## QUESTIONS ON THE MATERIAL:
A – In the text on electronic voting machine security, how many serious vulnerabilities did the Brennan Center at New York University find?
B – Retype the passage of the voting-machine text from "The Brennan Center" through "races in 2002.".

## TEXT SEGMENT:
↓

A bipartisan Commission on Federal Election Reform, chaired by James A. Baker III and former President Jimmy Carter, warned in 2005 that election results could be electronically manipulated by malicious software modifications. The U.S. Government Accountability Office issued a damning report last year on electronic voting machines, citing widespread irregularities in recent elections.
The Brennan Center at New York University found 120 serious vulnerabilities in electronic voting machines and concluded that they "pose a real danger to the integrity of national, state and local elections." Verified voting, it determined, was necessary for reliable elections.
In September, the Princeton University Center for Information Technology Policy demonstrated how software could be inserted into a Diebold electronic voting machine in less than a minute that switches votes from one candidate to another, without leaving any trace of the fraud.
The software, like a virus, can propagate from machine to machine. The Princeton video demonstration, at itpolicy.princeton.edu/voting, has alarmed even former skeptics of these vulnerabilities.
By all indications, Diebold may have used exactly this technique to change the outcomes in key Georgia election races in 2002.

↑

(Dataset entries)
↓

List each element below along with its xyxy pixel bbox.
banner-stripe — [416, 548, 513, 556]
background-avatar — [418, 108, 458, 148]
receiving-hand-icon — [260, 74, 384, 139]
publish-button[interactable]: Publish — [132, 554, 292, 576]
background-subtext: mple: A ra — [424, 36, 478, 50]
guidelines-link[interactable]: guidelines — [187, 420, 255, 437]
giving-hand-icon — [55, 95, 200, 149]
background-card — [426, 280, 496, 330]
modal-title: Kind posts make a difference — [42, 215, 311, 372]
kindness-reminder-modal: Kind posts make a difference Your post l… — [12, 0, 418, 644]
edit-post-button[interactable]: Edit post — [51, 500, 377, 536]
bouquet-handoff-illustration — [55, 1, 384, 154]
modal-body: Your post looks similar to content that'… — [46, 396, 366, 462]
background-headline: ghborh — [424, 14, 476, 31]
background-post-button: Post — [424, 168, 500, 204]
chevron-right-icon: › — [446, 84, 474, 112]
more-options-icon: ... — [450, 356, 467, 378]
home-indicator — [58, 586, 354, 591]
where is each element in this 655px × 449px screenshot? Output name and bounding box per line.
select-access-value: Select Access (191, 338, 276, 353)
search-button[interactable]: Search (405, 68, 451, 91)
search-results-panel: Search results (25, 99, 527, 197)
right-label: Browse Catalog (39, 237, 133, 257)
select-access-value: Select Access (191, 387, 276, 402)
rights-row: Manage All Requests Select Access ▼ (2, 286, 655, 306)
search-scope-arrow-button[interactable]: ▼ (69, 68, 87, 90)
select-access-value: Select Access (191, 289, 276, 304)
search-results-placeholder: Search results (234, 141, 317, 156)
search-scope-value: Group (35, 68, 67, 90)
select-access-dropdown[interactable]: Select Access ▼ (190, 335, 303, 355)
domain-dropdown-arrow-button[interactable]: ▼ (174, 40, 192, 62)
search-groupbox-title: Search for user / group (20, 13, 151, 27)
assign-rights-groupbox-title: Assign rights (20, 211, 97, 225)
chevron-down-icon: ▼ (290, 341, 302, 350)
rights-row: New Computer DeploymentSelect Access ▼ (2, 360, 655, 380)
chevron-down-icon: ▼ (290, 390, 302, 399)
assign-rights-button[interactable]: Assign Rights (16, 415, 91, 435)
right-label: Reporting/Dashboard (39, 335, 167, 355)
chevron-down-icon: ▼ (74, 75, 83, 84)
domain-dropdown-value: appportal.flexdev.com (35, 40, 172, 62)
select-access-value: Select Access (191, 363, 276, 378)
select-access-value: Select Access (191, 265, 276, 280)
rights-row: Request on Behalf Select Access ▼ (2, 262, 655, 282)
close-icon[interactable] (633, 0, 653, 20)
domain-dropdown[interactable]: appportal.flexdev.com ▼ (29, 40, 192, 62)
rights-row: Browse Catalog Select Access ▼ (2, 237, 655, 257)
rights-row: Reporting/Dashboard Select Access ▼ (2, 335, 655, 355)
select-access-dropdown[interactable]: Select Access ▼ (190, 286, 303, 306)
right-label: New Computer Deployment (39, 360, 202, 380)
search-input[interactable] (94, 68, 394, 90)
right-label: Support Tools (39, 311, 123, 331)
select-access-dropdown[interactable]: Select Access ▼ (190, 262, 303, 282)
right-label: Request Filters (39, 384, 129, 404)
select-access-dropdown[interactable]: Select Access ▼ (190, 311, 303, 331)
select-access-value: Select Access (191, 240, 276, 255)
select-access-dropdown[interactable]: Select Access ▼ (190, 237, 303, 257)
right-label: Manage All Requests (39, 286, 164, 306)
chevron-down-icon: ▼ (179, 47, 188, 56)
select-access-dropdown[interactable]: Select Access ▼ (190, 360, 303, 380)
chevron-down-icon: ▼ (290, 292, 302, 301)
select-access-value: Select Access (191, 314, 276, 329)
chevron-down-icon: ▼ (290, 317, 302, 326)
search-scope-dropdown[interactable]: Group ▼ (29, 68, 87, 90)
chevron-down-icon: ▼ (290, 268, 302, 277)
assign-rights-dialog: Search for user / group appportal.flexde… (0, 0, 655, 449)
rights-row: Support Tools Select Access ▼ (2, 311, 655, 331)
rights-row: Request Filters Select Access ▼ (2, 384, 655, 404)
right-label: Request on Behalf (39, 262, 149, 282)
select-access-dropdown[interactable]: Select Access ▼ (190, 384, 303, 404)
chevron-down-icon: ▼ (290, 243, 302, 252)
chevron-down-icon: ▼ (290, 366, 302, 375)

↑

## SOLUTIONS TO THE PROBLEMS:
A – The Brennan Center found 120 serious vulnerabilities in electronic voting machines.

B –
The Brennan Center at New York University found 120 serious vulnerabilities in electronic voting machines and concluded that they "pose a real danger to the integrity of national, state and local elections." Verified voting, it determined, was necessary for reliable elections.
In September, the Princeton University Center for Information Technology Policy demonstrated how software could be inserted into a Diebold electronic voting machine in less than a minute that switches votes from one candidate to another, without leaving any trace of the fraud.
The software, like a virus, can propagate from machine to machine. The Princeton video demonstration, at itpolicy.princeton.edu/voting, has alarmed even former skeptics of these vulnerabilities.
By all indications, Diebold may have used exactly this technique to change the outcomes in key Georgia election races in 2002.